Exercise instructions –
Copy out all lines of the records in which the word "deux" appears.

[BEGIN Extracted data]

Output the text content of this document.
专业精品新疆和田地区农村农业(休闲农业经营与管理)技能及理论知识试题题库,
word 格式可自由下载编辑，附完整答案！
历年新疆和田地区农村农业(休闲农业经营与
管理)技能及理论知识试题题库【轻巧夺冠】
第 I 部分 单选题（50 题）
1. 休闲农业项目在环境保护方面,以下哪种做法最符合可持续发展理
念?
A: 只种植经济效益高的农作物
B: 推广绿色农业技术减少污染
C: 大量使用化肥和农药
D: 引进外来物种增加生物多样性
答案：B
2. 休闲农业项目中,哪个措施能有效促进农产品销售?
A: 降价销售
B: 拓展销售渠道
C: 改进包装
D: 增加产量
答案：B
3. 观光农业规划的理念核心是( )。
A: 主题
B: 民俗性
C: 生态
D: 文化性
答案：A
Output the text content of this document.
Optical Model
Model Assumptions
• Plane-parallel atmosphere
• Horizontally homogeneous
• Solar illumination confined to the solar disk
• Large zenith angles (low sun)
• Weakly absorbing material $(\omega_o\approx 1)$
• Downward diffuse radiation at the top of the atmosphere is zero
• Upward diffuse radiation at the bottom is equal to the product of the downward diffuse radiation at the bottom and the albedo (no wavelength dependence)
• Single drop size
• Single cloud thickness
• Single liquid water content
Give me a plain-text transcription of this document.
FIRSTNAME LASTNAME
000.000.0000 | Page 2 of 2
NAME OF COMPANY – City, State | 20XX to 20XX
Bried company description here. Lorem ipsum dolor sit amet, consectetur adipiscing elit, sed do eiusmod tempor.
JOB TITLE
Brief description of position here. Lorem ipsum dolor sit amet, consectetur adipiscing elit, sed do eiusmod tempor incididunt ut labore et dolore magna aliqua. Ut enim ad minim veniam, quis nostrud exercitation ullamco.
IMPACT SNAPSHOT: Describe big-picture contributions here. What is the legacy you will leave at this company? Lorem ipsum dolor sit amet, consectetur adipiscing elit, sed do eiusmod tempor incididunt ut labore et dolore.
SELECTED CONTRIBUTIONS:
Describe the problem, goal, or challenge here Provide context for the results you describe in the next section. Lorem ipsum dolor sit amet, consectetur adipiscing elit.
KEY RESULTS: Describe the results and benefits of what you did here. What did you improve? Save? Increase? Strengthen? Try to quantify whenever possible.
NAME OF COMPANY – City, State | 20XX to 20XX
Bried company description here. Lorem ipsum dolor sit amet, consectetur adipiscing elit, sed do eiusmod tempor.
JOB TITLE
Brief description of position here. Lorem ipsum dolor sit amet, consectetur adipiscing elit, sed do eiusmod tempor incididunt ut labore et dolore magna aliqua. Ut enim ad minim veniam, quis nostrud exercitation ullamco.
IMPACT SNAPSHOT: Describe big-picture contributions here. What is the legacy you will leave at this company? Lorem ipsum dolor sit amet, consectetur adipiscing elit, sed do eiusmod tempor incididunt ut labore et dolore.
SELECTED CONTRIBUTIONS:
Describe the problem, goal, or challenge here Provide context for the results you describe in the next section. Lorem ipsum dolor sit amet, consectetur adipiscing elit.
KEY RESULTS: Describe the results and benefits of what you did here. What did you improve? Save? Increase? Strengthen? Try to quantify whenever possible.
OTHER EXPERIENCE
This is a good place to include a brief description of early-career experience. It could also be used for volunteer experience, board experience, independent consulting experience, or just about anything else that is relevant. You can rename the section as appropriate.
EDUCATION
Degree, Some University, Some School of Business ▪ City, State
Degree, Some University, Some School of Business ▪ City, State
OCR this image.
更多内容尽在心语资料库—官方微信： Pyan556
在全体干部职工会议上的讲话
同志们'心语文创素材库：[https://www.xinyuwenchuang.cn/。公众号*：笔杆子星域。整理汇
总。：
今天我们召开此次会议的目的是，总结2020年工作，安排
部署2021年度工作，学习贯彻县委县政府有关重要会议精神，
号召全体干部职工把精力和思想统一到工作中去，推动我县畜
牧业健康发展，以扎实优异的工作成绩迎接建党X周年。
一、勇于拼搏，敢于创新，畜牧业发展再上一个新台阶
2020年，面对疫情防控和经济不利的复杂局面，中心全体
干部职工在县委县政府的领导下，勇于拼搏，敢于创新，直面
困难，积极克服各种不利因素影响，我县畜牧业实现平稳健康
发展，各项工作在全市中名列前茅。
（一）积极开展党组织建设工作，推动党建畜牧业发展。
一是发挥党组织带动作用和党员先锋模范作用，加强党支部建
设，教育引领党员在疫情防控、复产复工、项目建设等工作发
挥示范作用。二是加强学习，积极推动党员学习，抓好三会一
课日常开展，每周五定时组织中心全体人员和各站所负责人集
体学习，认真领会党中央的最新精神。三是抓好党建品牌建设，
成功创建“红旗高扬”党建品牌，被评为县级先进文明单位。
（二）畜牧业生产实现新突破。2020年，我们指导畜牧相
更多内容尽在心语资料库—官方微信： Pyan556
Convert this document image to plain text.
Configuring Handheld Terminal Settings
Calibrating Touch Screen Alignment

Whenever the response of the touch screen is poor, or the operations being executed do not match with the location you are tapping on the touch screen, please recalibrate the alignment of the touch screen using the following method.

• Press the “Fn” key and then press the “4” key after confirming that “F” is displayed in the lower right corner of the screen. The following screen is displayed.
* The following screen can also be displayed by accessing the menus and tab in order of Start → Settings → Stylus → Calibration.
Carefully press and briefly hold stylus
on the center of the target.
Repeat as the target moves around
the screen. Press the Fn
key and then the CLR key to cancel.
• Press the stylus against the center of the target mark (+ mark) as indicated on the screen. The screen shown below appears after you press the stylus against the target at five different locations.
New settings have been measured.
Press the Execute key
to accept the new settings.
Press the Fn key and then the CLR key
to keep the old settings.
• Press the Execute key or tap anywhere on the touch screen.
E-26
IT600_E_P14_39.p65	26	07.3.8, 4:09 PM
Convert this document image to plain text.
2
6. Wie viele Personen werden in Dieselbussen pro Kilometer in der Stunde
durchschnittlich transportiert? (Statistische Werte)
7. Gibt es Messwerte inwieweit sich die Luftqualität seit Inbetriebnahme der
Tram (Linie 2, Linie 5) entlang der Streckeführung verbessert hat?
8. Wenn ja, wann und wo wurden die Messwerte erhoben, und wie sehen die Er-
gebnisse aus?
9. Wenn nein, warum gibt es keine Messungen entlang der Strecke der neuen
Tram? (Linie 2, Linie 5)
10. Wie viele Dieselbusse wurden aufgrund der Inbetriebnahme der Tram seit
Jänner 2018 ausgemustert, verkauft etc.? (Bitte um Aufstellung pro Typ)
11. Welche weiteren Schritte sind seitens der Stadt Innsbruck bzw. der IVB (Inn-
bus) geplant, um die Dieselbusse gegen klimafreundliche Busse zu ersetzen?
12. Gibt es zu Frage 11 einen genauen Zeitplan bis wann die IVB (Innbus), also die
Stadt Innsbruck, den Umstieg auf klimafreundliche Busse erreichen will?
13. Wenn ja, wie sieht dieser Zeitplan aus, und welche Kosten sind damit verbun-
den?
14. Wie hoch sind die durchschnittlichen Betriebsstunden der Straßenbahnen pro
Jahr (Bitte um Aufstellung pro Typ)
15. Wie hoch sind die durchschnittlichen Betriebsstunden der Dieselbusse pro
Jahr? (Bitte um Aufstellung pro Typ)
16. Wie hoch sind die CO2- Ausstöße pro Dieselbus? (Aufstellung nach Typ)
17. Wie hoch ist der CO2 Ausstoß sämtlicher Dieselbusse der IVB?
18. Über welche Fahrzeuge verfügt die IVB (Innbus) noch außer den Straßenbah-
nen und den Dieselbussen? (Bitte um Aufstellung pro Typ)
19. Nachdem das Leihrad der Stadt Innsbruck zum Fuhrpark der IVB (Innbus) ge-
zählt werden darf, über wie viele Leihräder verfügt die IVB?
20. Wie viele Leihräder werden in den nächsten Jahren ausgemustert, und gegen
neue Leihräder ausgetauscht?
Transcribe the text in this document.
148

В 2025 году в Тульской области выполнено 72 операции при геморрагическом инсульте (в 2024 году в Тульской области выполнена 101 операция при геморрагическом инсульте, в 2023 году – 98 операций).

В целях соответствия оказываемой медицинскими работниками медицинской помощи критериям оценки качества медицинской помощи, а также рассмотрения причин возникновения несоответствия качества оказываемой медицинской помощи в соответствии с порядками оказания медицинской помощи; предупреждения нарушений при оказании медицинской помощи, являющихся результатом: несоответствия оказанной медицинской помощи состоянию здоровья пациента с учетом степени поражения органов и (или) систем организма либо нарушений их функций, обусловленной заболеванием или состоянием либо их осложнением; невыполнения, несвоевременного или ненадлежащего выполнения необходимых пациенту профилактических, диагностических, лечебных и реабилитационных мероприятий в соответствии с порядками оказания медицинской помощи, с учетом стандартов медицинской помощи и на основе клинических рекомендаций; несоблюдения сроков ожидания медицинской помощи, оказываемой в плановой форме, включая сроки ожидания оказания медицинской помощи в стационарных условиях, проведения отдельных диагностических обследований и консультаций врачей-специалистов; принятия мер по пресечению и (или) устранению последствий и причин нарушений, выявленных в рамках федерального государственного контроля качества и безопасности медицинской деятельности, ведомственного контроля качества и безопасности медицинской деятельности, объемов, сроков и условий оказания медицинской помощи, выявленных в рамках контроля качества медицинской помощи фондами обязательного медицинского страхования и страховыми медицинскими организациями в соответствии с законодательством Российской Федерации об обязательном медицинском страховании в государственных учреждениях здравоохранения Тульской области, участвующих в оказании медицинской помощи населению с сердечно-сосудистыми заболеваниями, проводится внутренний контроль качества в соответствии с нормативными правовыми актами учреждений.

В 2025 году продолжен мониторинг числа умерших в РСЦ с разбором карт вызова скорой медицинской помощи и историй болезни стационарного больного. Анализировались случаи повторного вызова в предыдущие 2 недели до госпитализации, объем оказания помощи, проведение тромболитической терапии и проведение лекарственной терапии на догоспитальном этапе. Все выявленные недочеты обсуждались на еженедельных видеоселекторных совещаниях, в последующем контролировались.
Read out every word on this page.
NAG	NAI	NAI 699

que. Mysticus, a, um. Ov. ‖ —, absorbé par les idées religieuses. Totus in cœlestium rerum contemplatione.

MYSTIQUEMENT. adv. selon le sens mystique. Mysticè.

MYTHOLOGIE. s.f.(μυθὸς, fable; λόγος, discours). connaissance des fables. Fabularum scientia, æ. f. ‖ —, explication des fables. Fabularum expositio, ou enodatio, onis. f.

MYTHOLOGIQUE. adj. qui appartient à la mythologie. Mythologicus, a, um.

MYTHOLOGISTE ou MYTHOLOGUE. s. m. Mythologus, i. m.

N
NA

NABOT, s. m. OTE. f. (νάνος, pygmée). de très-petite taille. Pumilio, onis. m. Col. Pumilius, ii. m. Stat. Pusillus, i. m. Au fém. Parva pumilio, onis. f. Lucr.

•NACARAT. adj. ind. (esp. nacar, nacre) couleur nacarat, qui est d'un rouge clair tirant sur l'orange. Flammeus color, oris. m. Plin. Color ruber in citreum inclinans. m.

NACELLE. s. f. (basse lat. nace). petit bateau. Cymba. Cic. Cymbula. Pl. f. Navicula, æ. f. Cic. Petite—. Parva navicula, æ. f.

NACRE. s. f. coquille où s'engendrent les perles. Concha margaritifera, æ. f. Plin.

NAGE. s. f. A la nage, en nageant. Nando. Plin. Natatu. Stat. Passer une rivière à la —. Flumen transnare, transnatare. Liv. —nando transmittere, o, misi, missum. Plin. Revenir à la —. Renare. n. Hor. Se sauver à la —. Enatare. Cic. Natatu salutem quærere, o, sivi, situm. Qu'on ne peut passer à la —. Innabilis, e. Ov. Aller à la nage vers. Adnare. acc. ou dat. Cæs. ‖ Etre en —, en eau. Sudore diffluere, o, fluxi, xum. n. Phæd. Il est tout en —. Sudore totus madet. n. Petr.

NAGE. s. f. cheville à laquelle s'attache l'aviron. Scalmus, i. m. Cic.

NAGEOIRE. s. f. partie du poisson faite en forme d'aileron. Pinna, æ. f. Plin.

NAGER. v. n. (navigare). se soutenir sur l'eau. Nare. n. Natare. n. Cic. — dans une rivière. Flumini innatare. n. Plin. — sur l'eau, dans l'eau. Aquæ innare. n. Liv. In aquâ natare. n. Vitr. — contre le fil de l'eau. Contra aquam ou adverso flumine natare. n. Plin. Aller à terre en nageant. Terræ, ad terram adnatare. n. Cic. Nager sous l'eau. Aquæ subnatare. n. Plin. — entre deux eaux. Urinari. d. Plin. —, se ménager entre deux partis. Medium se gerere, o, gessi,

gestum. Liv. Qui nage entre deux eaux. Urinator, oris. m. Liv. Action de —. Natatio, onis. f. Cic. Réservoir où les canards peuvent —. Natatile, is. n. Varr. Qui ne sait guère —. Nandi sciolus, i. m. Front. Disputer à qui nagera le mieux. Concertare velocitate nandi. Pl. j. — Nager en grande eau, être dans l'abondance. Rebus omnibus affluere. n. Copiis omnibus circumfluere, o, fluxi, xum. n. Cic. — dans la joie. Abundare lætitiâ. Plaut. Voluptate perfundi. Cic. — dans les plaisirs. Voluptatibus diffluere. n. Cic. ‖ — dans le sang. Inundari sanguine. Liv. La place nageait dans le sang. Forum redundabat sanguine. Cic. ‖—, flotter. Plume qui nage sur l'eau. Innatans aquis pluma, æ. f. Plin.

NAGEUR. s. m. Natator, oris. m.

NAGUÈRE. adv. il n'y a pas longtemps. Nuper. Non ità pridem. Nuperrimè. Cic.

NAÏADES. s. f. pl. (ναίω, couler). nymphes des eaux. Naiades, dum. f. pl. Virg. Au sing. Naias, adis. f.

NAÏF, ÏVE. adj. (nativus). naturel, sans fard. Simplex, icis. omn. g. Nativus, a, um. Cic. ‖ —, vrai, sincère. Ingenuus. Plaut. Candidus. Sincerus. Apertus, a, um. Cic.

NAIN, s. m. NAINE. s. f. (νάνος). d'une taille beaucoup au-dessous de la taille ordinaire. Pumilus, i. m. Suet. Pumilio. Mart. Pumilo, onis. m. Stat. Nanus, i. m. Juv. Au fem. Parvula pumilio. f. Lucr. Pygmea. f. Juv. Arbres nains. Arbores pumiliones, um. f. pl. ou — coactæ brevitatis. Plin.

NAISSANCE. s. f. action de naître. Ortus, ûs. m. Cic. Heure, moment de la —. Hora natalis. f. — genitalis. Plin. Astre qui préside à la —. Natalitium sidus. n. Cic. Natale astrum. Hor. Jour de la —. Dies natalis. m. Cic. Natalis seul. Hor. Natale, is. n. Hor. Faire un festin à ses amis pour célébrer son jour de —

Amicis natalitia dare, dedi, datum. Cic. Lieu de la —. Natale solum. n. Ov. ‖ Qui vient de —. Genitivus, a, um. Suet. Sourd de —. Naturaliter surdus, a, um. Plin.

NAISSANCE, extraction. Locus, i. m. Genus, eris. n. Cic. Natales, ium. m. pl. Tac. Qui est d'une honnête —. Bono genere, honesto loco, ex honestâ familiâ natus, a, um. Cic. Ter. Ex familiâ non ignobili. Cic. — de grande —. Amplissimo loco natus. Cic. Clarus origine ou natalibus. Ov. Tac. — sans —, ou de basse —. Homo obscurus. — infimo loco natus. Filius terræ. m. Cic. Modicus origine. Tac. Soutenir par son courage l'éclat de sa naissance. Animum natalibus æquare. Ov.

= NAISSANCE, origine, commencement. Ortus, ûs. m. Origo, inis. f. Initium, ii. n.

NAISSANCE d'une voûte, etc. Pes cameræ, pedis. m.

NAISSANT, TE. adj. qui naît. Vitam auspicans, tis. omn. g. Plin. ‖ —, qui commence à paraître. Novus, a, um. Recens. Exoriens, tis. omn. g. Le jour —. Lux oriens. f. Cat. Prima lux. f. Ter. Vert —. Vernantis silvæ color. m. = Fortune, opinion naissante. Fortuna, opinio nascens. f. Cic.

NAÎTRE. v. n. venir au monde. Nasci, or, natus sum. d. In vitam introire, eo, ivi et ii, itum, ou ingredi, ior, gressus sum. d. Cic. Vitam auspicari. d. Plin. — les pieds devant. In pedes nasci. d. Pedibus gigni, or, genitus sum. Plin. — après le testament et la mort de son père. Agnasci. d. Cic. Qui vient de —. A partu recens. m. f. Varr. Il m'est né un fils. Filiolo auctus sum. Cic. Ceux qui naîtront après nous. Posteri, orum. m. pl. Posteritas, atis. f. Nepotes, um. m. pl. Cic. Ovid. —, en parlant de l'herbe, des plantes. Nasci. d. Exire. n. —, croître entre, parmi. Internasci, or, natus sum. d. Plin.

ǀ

[END Extracted data]

Solution –
NAGER. v. n. (navigare). se soutenir sur l'eau. Nare. n. Natare. n. Cic. — dans une rivière. Flumini innatare. n. Plin. — sur l'eau, dans l'eau. Aquæ innare. n. Liv. In aquâ natare. n. Vitr. — contre le fil de l'eau. Contra aquam ou adverso flumine natare. n. Plin. Aller à terre en nageant. Terræ, ad terram adnatare. n. Cic. Nager sous l'eau. Aquæ subnatare. n. Plin. — entre deux eaux. Urinari. d. Plin. —, se ménager entre deux partis. Medium se gerere, o, gessi,
gestum. Liv. Qui nage entre deux eaux. Urinator, oris. m. Liv. Action de —. Natatio, onis. f. Cic. Réservoir où les canards peuvent —. Natatile, is. n. Varr. Qui ne sait guère —. Nandi sciolus, i. m. Front. Disputer à qui nagera le mieux. Concertare velocitate nandi. Pl. j. — Nager en grande eau, être dans l'abondance. Rebus omnibus affluere. n. Copiis omnibus circumfluere, o, fluxi, xum. n. Cic. — dans la joie. Abundare lætitiâ. Plaut. Voluptate perfundi. Cic. — dans les plaisirs. Voluptatibus diffluere. n. Cic. ‖ — dans le sang. Inundari sanguine. Liv. La place nageait dans le sang. Forum redundabat sanguine. Cic. ‖—, flotter. Plume qui nage sur l'eau. Innatans aquis pluma, æ. f. Plin.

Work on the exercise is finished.